AIM. Return each line of the data below verbatim; pictures are to be left out.

-- START --

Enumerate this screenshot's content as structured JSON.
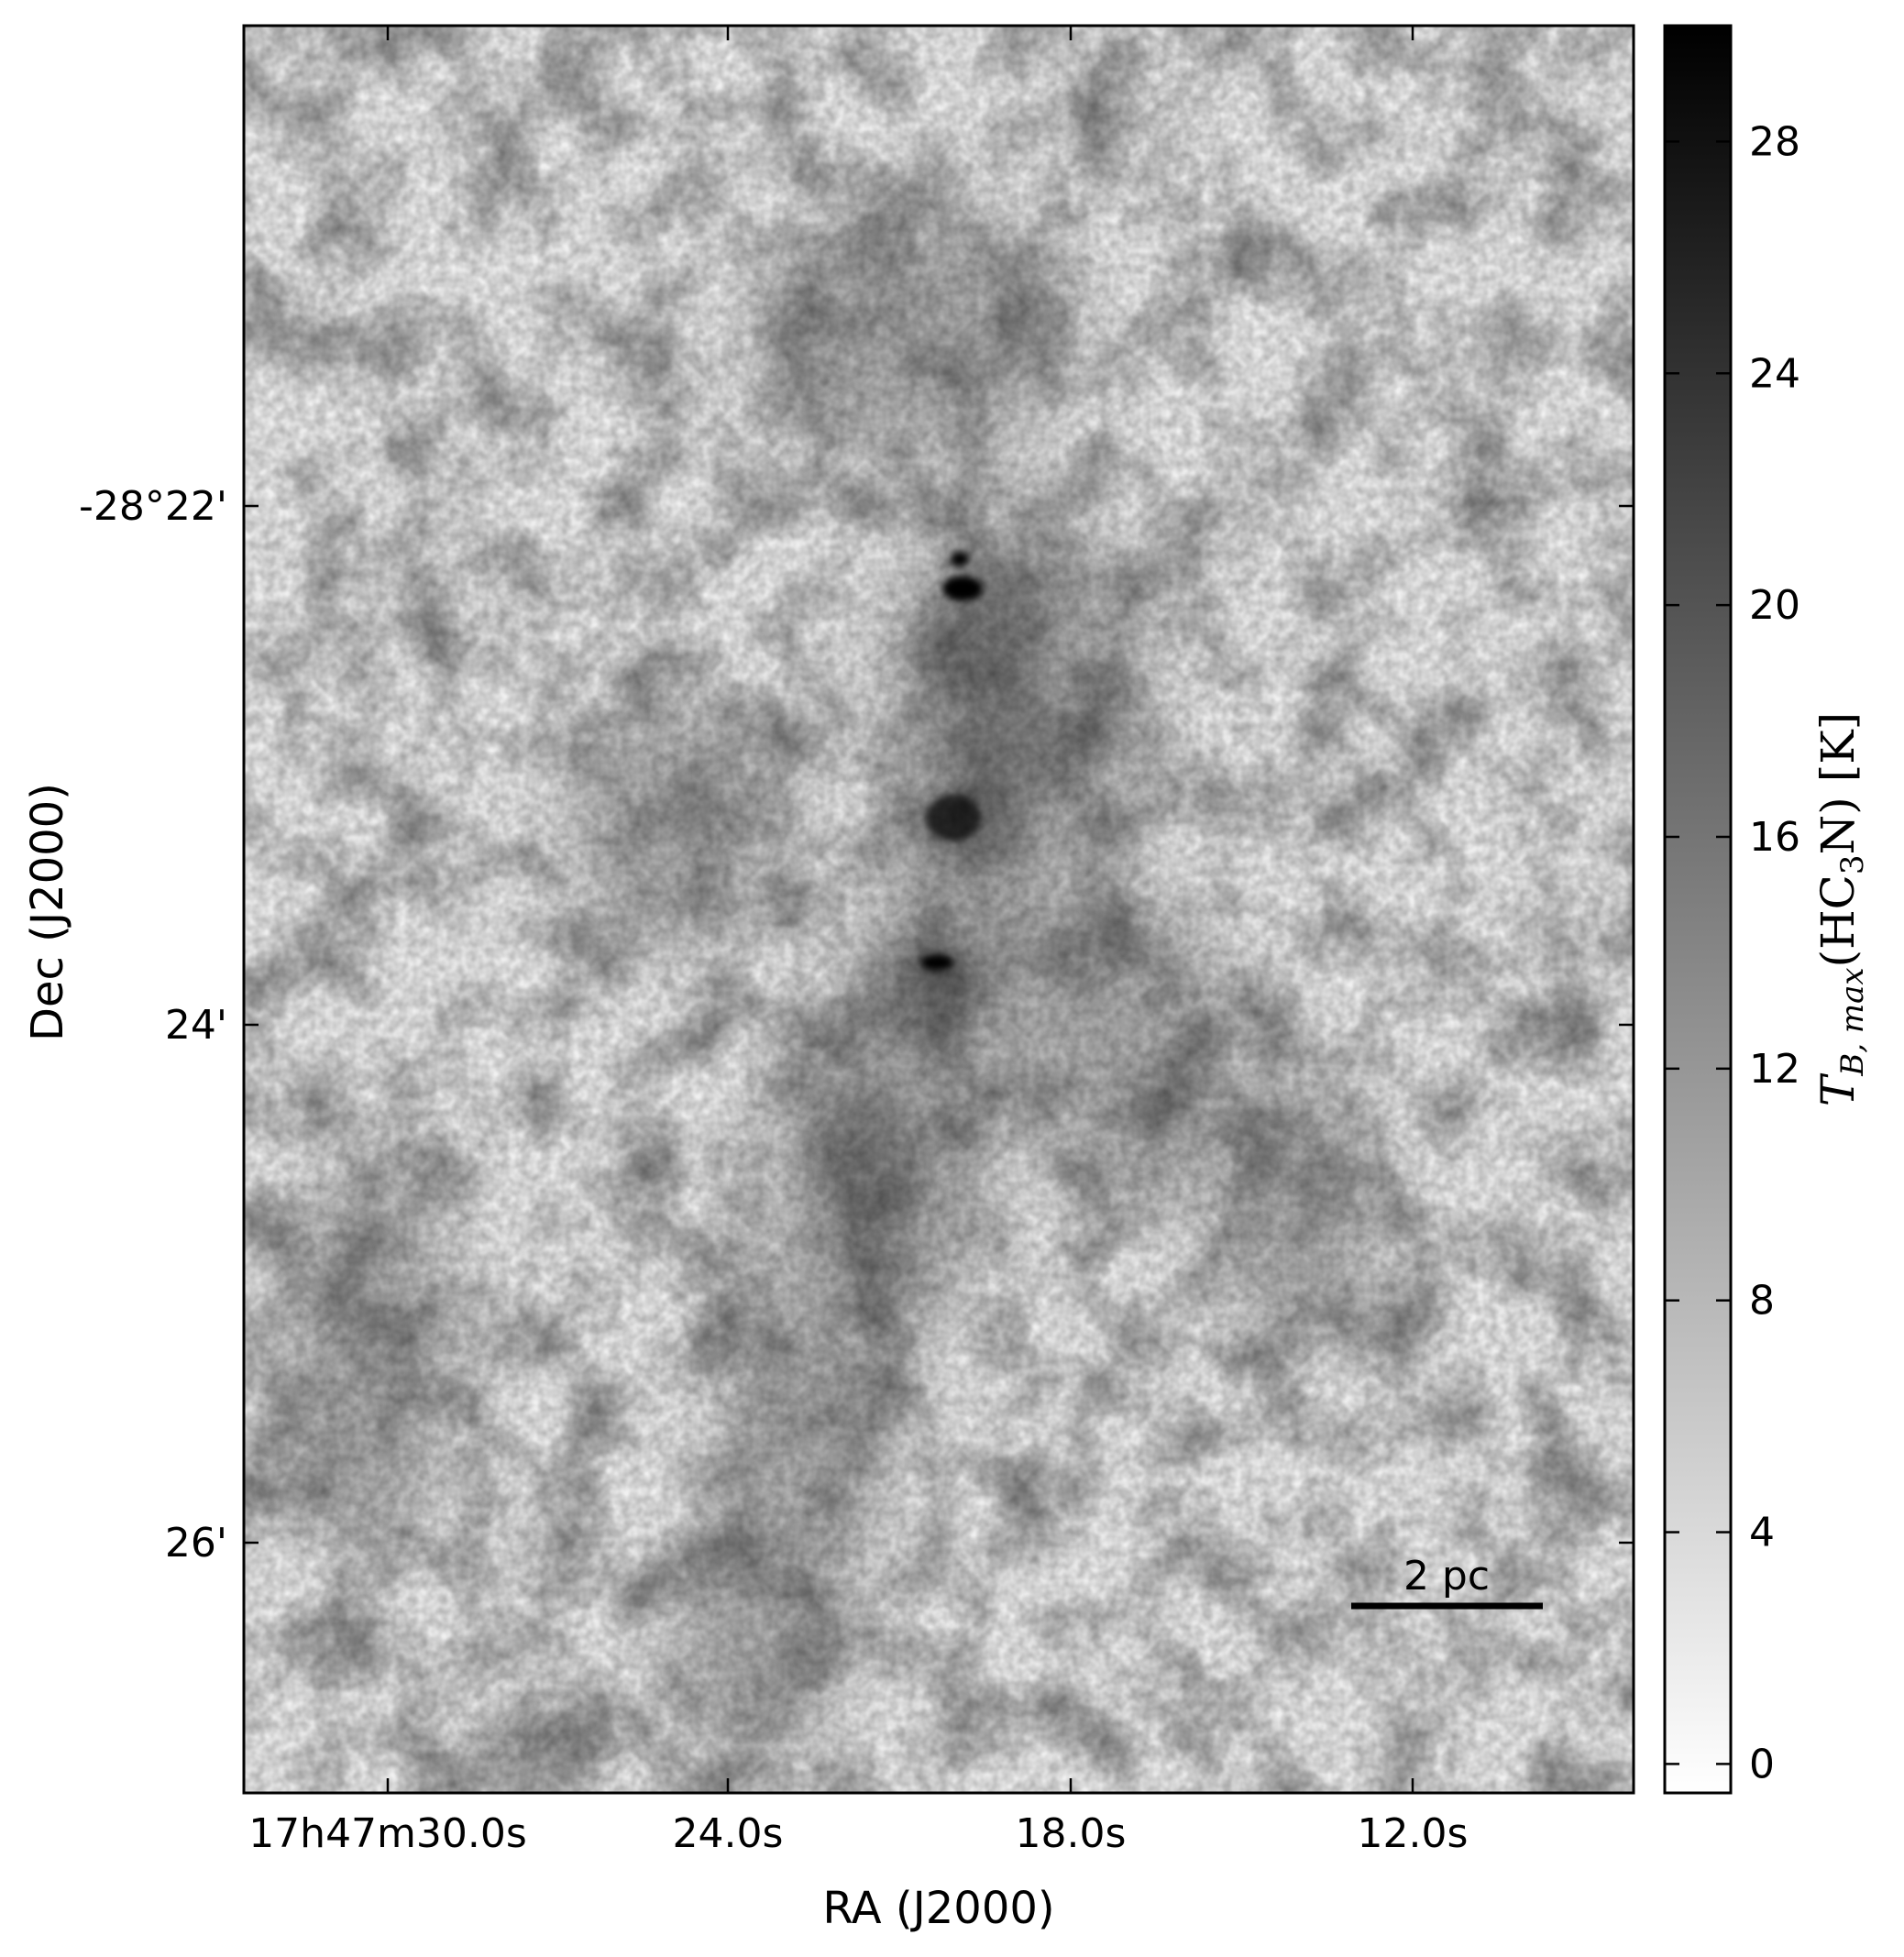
{
  "image": {
    "description_colormap": "grayscale, white = low, black = high",
    "colors": {
      "low": "#ffffff",
      "high": "#000000",
      "frame": "#000000"
    }
  },
  "axes": {
    "xlabel": "RA (J2000)",
    "ylabel": "Dec (J2000)",
    "xticks": [
      "17h47m30.0s",
      "24.0s",
      "18.0s",
      "12.0s"
    ],
    "yticks": [
      "-28°22'",
      "24'",
      "26'"
    ]
  },
  "colorbar": {
    "label_main": "T",
    "label_sub": "B, max",
    "label_species": "(HC",
    "label_species_sub": "3",
    "label_species_end": "N) [K]",
    "ticks": [
      "0",
      "4",
      "8",
      "12",
      "16",
      "20",
      "24",
      "28"
    ],
    "tick_values": [
      0,
      4,
      8,
      12,
      16,
      20,
      24,
      28
    ],
    "range": [
      -0.5,
      30
    ]
  },
  "scalebar": {
    "label": "2 pc"
  }
}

-- END --

FINISHED EXERCISE.
Enumerate this screenshot's content as structured JSON.
{
  "image": {
    "description_colormap": "grayscale, white = low, black = high",
    "colors": {
      "low": "#ffffff",
      "high": "#000000",
      "frame": "#000000"
    }
  },
  "axes": {
    "xlabel": "RA (J2000)",
    "ylabel": "Dec (J2000)",
    "xticks": [
      "17h47m30.0s",
      "24.0s",
      "18.0s",
      "12.0s"
    ],
    "yticks": [
      "-28°22'",
      "24'",
      "26'"
    ]
  },
  "colorbar": {
    "label_main": "T",
    "label_sub": "B, max",
    "label_species": "(HC",
    "label_species_sub": "3",
    "label_species_end": "N) [K]",
    "ticks": [
      "0",
      "4",
      "8",
      "12",
      "16",
      "20",
      "24",
      "28"
    ],
    "tick_values": [
      0,
      4,
      8,
      12,
      16,
      20,
      24,
      28
    ],
    "range": [
      -0.5,
      30
    ]
  },
  "scalebar": {
    "label": "2 pc"
  }
}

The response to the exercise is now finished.